Work to complete: Starting at the line with "What text is on this page?", copy each line through the last one below exactly as written, without any pictures.

* * * * * * *

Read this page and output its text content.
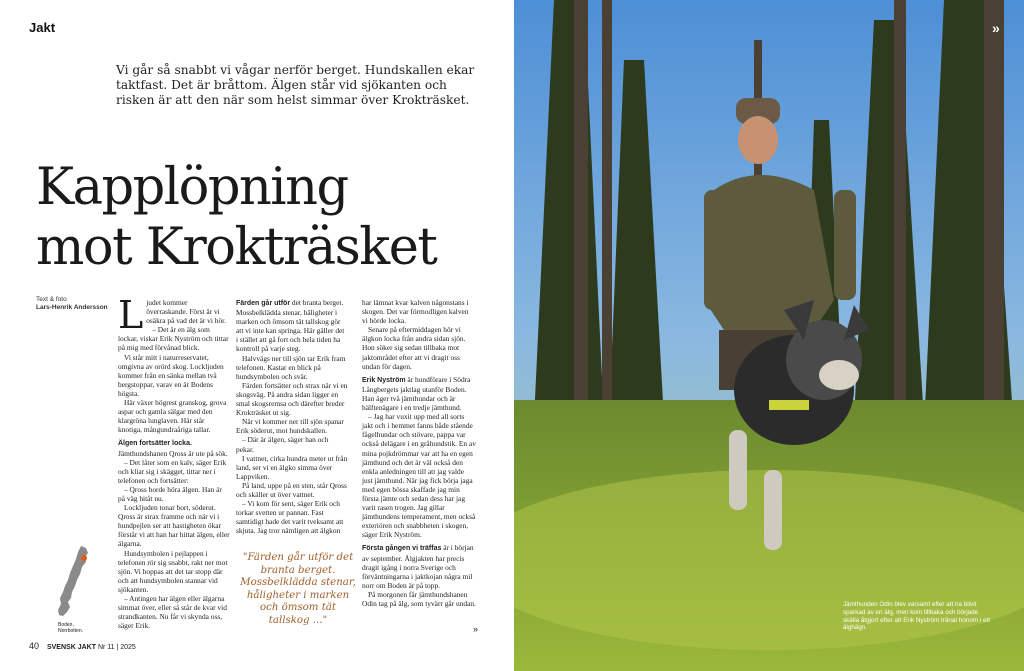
Jakt
Vi går så snabbt vi vågar nerför berget. Hundskallen ekar taktfast. Det är bråttom. Älgen står vid sjökanten och risken är att den när som helst simmar över Krokträsket.
Kapplöpning
mot Krokträsket
Text & foto
Lars-Henrik Andersson Ljudet kommer överraskande. Först är vi osäkra på vad det är vi hör.

– Det är en älg som lockar, viskar Erik Nyström och tittar på mig med förvånad blick.

Vi står mitt i naturreservatet, omgivna av orörd skog. Locklјuden kommer från en sänka mellan två bergstoppar, varav en är Bodens högsta.

Här växer högrest granskog, grova aspar och gamla sälgar med den klargröna lunglaven. Här står knotiga, mångundraåriga tallar.

Älgen fortsätter locka. Jämthundshanen Qross är ute på sök.

– Det låter som en kalv, säger Erik och kliar sig i skägget, tittar ner i telefonen och fortsätter:

– Qross borde höra älgen. Han är på väg hitåt nu.

Lockljuden tonar bort, söderut. Qross är strax framme och när vi i hundpejlen ser att hastigheten ökar förstår vi att han har hittat älgen, eller älgarna.

Hundsymbolen i pejlappen i telefonen rör sig snabbt, rakt ner mot sjön. Vi hoppas att det tar stopp där och att hundsymbolen stannar vid sjökanten.

– Antingen har älgen eller älgarna simmat över, eller så står de kvar vid strandkanten. Nu får vi skynda oss, säger Erik.

Färden går utför det branta berget. Mossbelklädda stenar, hâligheter i marken och ömsom tät tallskog gör att vi inte kan springa. Här gäller det i stället att gå fort och hela tiden ha kontroll på varje steg.

Halvvägs ner till sjön tar Erik fram telefonen. Kastar en blick på hundsymbolen och svär.

Färden fortsätter och strax när vi en skogsväg. På andra sidan ligger en smal skogsremsa och därefter breder Krokträsket ut sig.

När vi kommer ner till sjön spanar Erik söderut, mot hundskallen.

– Där är älgen, säger han och pekar.

I vattnet, cirka hundra meter ut från land, ser vi en älgko simma över Lappviken.

På land, uppe på en sten, står Qross och skäller ut över vattnet.

– Vi kom för sent, säger Erik och torkar svetten ur pannan. Fast samtidigt hade det varit tveksamt att skjuta. Jag tror nämligen att älgkon

har lämnat kvar kalven någonstans i skogen. Det var förmodligen kalven vi hörde locka.

Senare på eftermiddagen hör vi älgkon locka från andra sidan sjön. Hon söker sig sedan tillbaka mot jaktområdet efter att vi dragit oss undan för dagen.

Erik Nyström är hundförare i Södra Långbergets jaktlag utanför Boden. Han äger två jämthundar och är hälftenägare i en tredje jämthund.

– Jag har vuxit upp med all sorts jakt och i hemmet fanns både stående fågelhundar och stövare, pappa var också delägare i en gråhundstik. En av mina pojkdrömmar var att ha en egen jämthund och det är väl också den enkla anledningen till att jag valde just jämthund. När jag fick börja jaga med egen bössa skaffade jag min första jämte och sedan dess har jag varit rasen trogen. Jag gillar jämthundens temperament, men också exteriören och snabbheten i skogen, säger Erik Nyström.

Första gången vi träffas är i början av september. Älgjakten har precis dragit igång i norra Sverige och förväntningarna i jaktkojan några mil norr om Boden är på topp.

På morgonen får jämthundshanen Odin tag på älg, som tyvärr går undan.

"Färden går utför det branta berget. Mossbelklädda stenar, håligheter i marken och ömsom tät tallskog ..."
Boden,
Norrbotten.
40 SVENSK JAKT Nr 11 | 2025
»
Jämthunden Odin blev varsamt efter att ha blivit sparkad av en älg, men kom tillbaka och började skälla åtgjort efter att Erik Nyström tränat honom i ett älghägn.
»
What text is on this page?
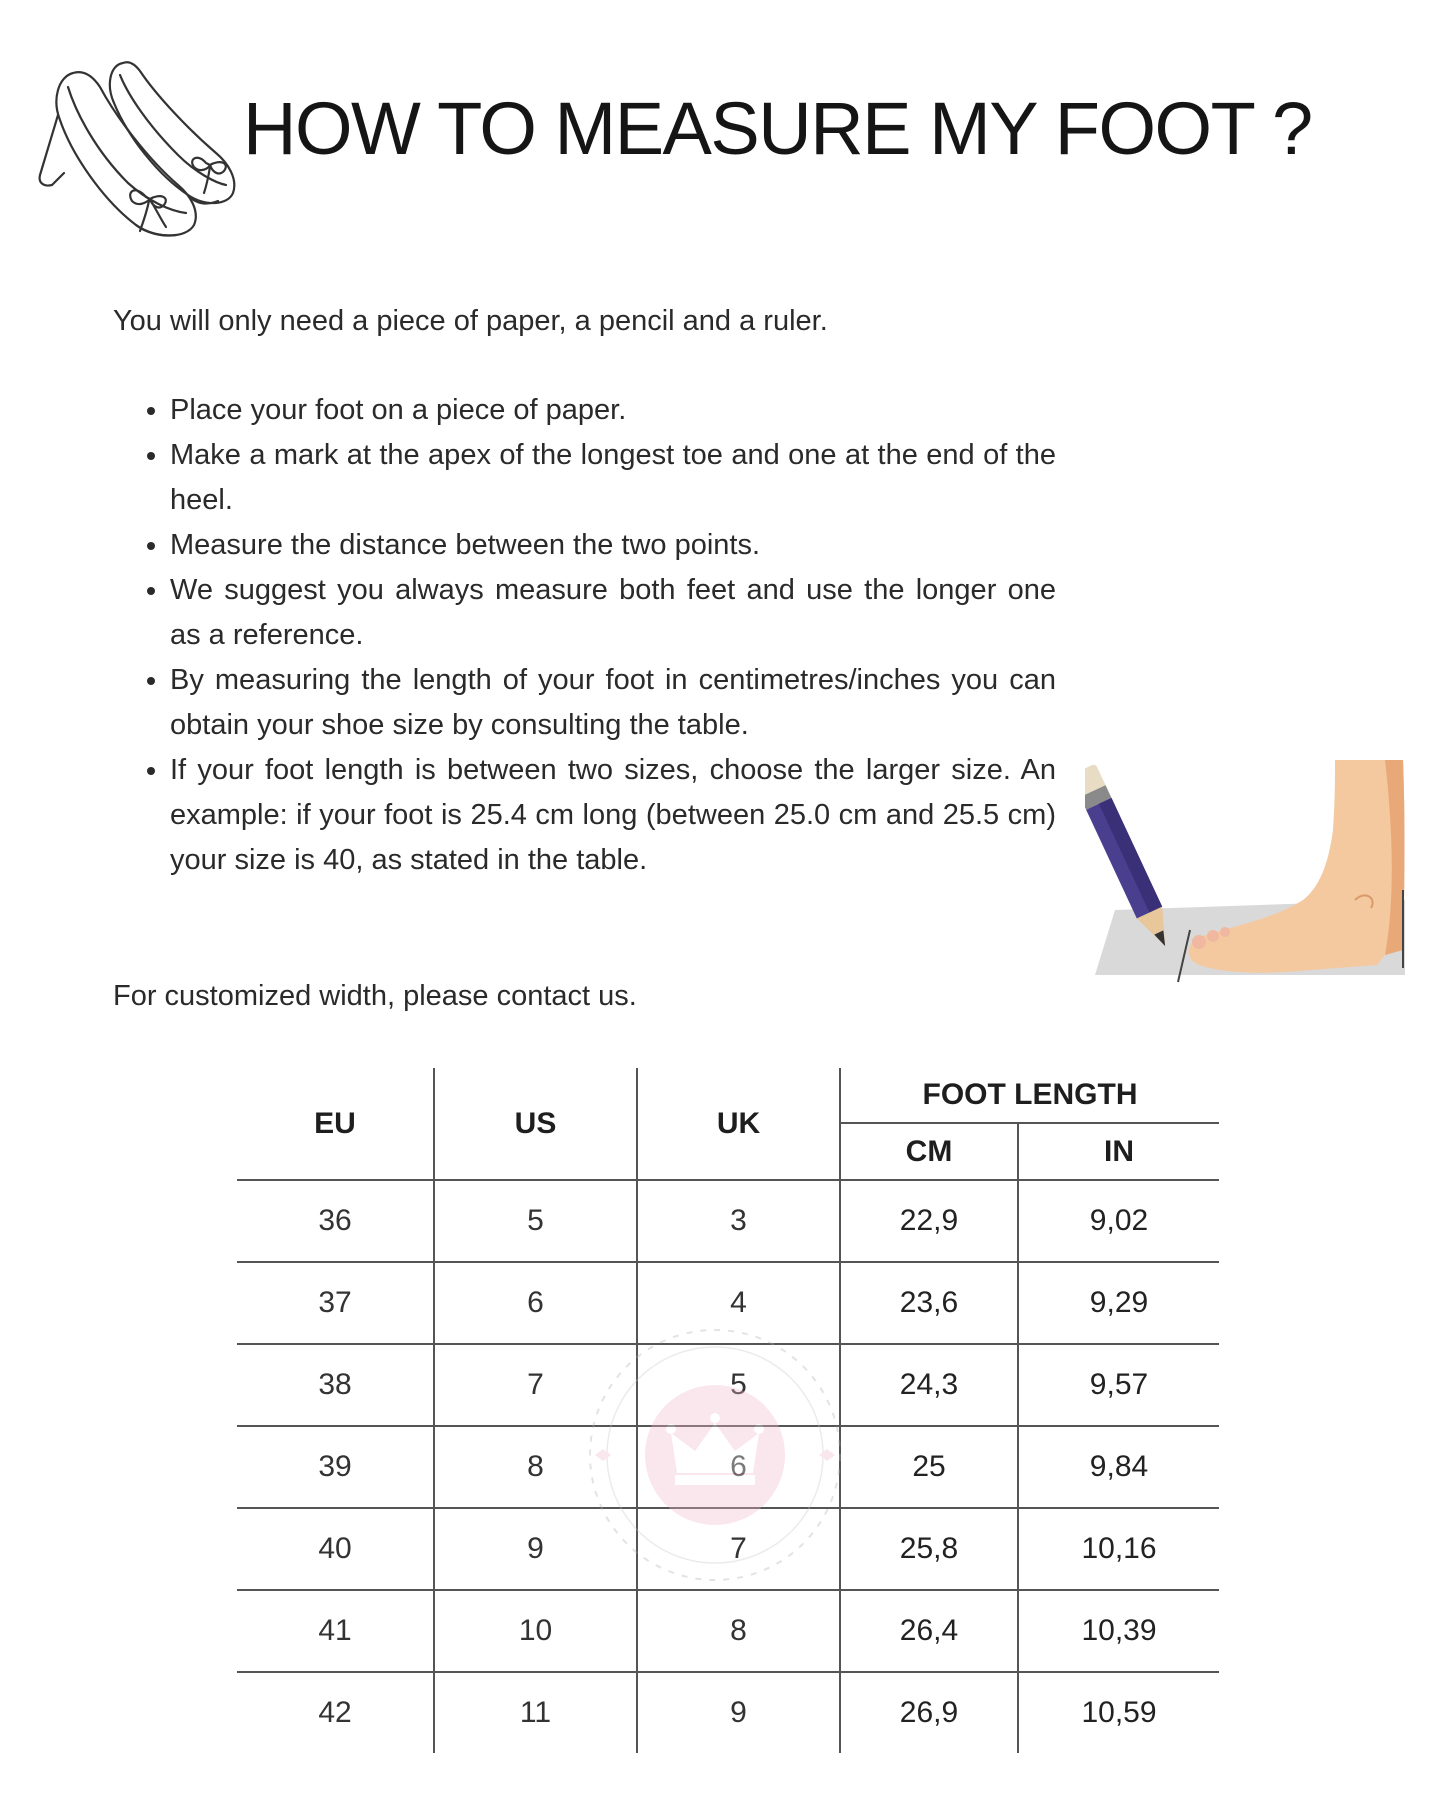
HOW TO MEASURE MY FOOT ?
You will only need a piece of paper, a pencil and a ruler.
• Place your foot on a piece of paper.
• Make a mark at the apex of the longest toe and one at the end of the heel.
• Measure the distance between the two points.
• We suggest you always measure both feet and use the longer one as a reference.
• By measuring the length of your foot in centimetres/inches you can obtain your shoe size by consulting the table.
• If your foot length is between two sizes, choose the larger size. An example: if your foot is 25.4 cm long (between 25.0 cm and 25.5 cm) your size is 40, as stated in the table.
For customized width, please contact us.
EU	US	UK	FOOT LENGTH	
			CM	IN
36	5	3	22,9	9,02
37	6	4	23,6	9,29
38	7	5	24,3	9,57
39	8	6	25	9,84
40	9	7	25,8	10,16
41	10	8	26,4	10,39
42	11	9	26,9	10,59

* * * * * * *

Reply to the exercise:
What text is on this page?
HOW TO MEASURE MY FOOT ?
You will only need a piece of paper, a pencil and a ruler.
• Place your foot on a piece of paper.
• Make a mark at the apex of the longest toe and one at the end of the heel.
• Measure the distance between the two points.
• We suggest you always measure both feet and use the longer one as a reference.
• By measuring the length of your foot in centimetres/inches you can obtain your shoe size by consulting the table.
• If your foot length is between two sizes, choose the larger size. An example: if your foot is 25.4 cm long (between 25.0 cm and 25.5 cm) your size is 40, as stated in the table.
For customized width, please contact us.
EU	US	UK	FOOT LENGTH	
			CM	IN
36	5	3	22,9	9,02
37	6	4	23,6	9,29
38	7	5	24,3	9,57
39	8	6	25	9,84
40	9	7	25,8	10,16
41	10	8	26,4	10,39
42	11	9	26,9	10,59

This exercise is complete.